Could you print all the entries exactly?
****************
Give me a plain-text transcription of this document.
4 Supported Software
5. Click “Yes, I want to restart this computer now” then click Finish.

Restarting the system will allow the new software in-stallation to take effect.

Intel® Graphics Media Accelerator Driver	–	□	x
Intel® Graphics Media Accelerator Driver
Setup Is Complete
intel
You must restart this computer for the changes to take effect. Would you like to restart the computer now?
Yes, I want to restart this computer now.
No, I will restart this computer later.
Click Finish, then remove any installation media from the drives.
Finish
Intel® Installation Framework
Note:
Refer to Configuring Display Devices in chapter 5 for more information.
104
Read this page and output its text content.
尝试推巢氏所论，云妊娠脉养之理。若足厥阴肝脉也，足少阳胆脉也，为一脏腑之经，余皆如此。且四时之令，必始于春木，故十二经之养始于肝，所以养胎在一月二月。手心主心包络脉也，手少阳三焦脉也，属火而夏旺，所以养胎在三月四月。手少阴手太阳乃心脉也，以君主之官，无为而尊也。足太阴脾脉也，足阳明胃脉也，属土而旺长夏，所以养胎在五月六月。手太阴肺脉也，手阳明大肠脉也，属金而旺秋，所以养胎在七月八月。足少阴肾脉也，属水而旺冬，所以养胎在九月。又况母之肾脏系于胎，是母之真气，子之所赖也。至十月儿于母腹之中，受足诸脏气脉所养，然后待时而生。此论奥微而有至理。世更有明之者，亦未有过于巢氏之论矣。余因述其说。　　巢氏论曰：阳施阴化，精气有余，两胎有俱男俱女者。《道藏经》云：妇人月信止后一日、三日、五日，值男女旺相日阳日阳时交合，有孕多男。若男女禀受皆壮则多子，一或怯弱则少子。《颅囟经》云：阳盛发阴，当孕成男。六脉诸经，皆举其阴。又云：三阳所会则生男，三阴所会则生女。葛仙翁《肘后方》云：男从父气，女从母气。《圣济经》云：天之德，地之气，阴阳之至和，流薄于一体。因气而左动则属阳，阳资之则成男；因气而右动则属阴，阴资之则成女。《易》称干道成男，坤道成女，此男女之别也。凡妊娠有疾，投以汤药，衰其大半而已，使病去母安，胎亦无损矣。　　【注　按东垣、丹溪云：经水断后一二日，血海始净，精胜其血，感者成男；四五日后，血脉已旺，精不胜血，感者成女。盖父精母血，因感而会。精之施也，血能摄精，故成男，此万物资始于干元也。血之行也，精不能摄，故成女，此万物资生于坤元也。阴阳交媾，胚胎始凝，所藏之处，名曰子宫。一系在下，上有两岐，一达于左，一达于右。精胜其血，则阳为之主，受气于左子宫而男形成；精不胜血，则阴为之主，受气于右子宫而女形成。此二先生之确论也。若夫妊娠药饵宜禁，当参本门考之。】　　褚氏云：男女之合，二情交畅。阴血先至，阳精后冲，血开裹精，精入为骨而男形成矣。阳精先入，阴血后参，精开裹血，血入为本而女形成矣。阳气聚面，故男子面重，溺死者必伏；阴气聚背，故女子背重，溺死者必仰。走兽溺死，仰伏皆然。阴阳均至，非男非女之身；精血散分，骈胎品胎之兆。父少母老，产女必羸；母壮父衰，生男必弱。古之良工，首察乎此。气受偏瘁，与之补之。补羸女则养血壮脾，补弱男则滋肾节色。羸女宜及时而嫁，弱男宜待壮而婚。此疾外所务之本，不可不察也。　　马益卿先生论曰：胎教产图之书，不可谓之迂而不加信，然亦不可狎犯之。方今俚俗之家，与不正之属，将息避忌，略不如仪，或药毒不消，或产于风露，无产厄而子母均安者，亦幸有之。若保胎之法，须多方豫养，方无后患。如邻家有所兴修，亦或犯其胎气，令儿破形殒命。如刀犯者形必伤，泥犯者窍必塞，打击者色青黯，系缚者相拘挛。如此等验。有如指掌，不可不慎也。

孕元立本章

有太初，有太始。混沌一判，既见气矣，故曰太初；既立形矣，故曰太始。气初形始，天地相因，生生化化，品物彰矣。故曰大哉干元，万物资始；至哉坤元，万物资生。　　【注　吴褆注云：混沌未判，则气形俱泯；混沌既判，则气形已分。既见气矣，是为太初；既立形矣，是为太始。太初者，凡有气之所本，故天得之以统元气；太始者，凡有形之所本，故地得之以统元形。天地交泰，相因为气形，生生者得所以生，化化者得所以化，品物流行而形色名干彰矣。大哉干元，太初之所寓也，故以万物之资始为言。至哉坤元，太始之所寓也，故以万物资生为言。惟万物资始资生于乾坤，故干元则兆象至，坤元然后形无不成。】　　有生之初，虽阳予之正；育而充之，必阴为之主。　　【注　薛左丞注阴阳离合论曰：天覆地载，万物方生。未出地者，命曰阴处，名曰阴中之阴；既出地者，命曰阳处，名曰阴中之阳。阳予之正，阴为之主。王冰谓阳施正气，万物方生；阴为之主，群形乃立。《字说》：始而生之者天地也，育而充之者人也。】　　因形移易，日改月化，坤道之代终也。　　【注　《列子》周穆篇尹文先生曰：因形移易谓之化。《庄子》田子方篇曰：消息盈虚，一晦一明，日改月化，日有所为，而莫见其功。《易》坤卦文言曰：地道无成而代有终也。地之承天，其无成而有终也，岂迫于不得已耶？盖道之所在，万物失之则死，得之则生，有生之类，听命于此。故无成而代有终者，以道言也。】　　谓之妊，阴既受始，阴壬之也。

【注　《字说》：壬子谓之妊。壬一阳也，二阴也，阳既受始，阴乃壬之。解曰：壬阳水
****************
FINAL RESULT.
Give me a plain-text transcription of this document.
4 Supported Software
5. Click “Yes, I want to restart this computer now” then click Finish.

Restarting the system will allow the new software in-stallation to take effect.

Intel® Graphics Media Accelerator Driver	–	□	x
Intel® Graphics Media Accelerator Driver
Setup Is Complete
intel
You must restart this computer for the changes to take effect. Would you like to restart the computer now?
Yes, I want to restart this computer now.
No, I will restart this computer later.
Click Finish, then remove any installation media from the drives.
Finish
Intel® Installation Framework
Note:
Refer to Configuring Display Devices in chapter 5 for more information.
104
Read this page and output its text content.
尝试推巢氏所论，云妊娠脉养之理。若足厥阴肝脉也，足少阳胆脉也，为一脏腑之经，余皆如此。且四时之令，必始于春木，故十二经之养始于肝，所以养胎在一月二月。手心主心包络脉也，手少阳三焦脉也，属火而夏旺，所以养胎在三月四月。手少阴手太阳乃心脉也，以君主之官，无为而尊也。足太阴脾脉也，足阳明胃脉也，属土而旺长夏，所以养胎在五月六月。手太阴肺脉也，手阳明大肠脉也，属金而旺秋，所以养胎在七月八月。足少阴肾脉也，属水而旺冬，所以养胎在九月。又况母之肾脏系于胎，是母之真气，子之所赖也。至十月儿于母腹之中，受足诸脏气脉所养，然后待时而生。此论奥微而有至理。世更有明之者，亦未有过于巢氏之论矣。余因述其说。　　巢氏论曰：阳施阴化，精气有余，两胎有俱男俱女者。《道藏经》云：妇人月信止后一日、三日、五日，值男女旺相日阳日阳时交合，有孕多男。若男女禀受皆壮则多子，一或怯弱则少子。《颅囟经》云：阳盛发阴，当孕成男。六脉诸经，皆举其阴。又云：三阳所会则生男，三阴所会则生女。葛仙翁《肘后方》云：男从父气，女从母气。《圣济经》云：天之德，地之气，阴阳之至和，流薄于一体。因气而左动则属阳，阳资之则成男；因气而右动则属阴，阴资之则成女。《易》称干道成男，坤道成女，此男女之别也。凡妊娠有疾，投以汤药，衰其大半而已，使病去母安，胎亦无损矣。　　【注　按东垣、丹溪云：经水断后一二日，血海始净，精胜其血，感者成男；四五日后，血脉已旺，精不胜血，感者成女。盖父精母血，因感而会。精之施也，血能摄精，故成男，此万物资始于干元也。血之行也，精不能摄，故成女，此万物资生于坤元也。阴阳交媾，胚胎始凝，所藏之处，名曰子宫。一系在下，上有两岐，一达于左，一达于右。精胜其血，则阳为之主，受气于左子宫而男形成；精不胜血，则阴为之主，受气于右子宫而女形成。此二先生之确论也。若夫妊娠药饵宜禁，当参本门考之。】　　褚氏云：男女之合，二情交畅。阴血先至，阳精后冲，血开裹精，精入为骨而男形成矣。阳精先入，阴血后参，精开裹血，血入为本而女形成矣。阳气聚面，故男子面重，溺死者必伏；阴气聚背，故女子背重，溺死者必仰。走兽溺死，仰伏皆然。阴阳均至，非男非女之身；精血散分，骈胎品胎之兆。父少母老，产女必羸；母壮父衰，生男必弱。古之良工，首察乎此。气受偏瘁，与之补之。补羸女则养血壮脾，补弱男则滋肾节色。羸女宜及时而嫁，弱男宜待壮而婚。此疾外所务之本，不可不察也。　　马益卿先生论曰：胎教产图之书，不可谓之迂而不加信，然亦不可狎犯之。方今俚俗之家，与不正之属，将息避忌，略不如仪，或药毒不消，或产于风露，无产厄而子母均安者，亦幸有之。若保胎之法，须多方豫养，方无后患。如邻家有所兴修，亦或犯其胎气，令儿破形殒命。如刀犯者形必伤，泥犯者窍必塞，打击者色青黯，系缚者相拘挛。如此等验。有如指掌，不可不慎也。

孕元立本章

有太初，有太始。混沌一判，既见气矣，故曰太初；既立形矣，故曰太始。气初形始，天地相因，生生化化，品物彰矣。故曰大哉干元，万物资始；至哉坤元，万物资生。　　【注　吴褆注云：混沌未判，则气形俱泯；混沌既判，则气形已分。既见气矣，是为太初；既立形矣，是为太始。太初者，凡有气之所本，故天得之以统元气；太始者，凡有形之所本，故地得之以统元形。天地交泰，相因为气形，生生者得所以生，化化者得所以化，品物流行而形色名干彰矣。大哉干元，太初之所寓也，故以万物之资始为言。至哉坤元，太始之所寓也，故以万物资生为言。惟万物资始资生于乾坤，故干元则兆象至，坤元然后形无不成。】　　有生之初，虽阳予之正；育而充之，必阴为之主。　　【注　薛左丞注阴阳离合论曰：天覆地载，万物方生。未出地者，命曰阴处，名曰阴中之阴；既出地者，命曰阳处，名曰阴中之阳。阳予之正，阴为之主。王冰谓阳施正气，万物方生；阴为之主，群形乃立。《字说》：始而生之者天地也，育而充之者人也。】　　因形移易，日改月化，坤道之代终也。　　【注　《列子》周穆篇尹文先生曰：因形移易谓之化。《庄子》田子方篇曰：消息盈虚，一晦一明，日改月化，日有所为，而莫见其功。《易》坤卦文言曰：地道无成而代有终也。地之承天，其无成而有终也，岂迫于不得已耶？盖道之所在，万物失之则死，得之则生，有生之类，听命于此。故无成而代有终者，以道言也。】　　谓之妊，阴既受始，阴壬之也。

【注　《字说》：壬子谓之妊。壬一阳也，二阴也，阳既受始，阴乃壬之。解曰：壬阳水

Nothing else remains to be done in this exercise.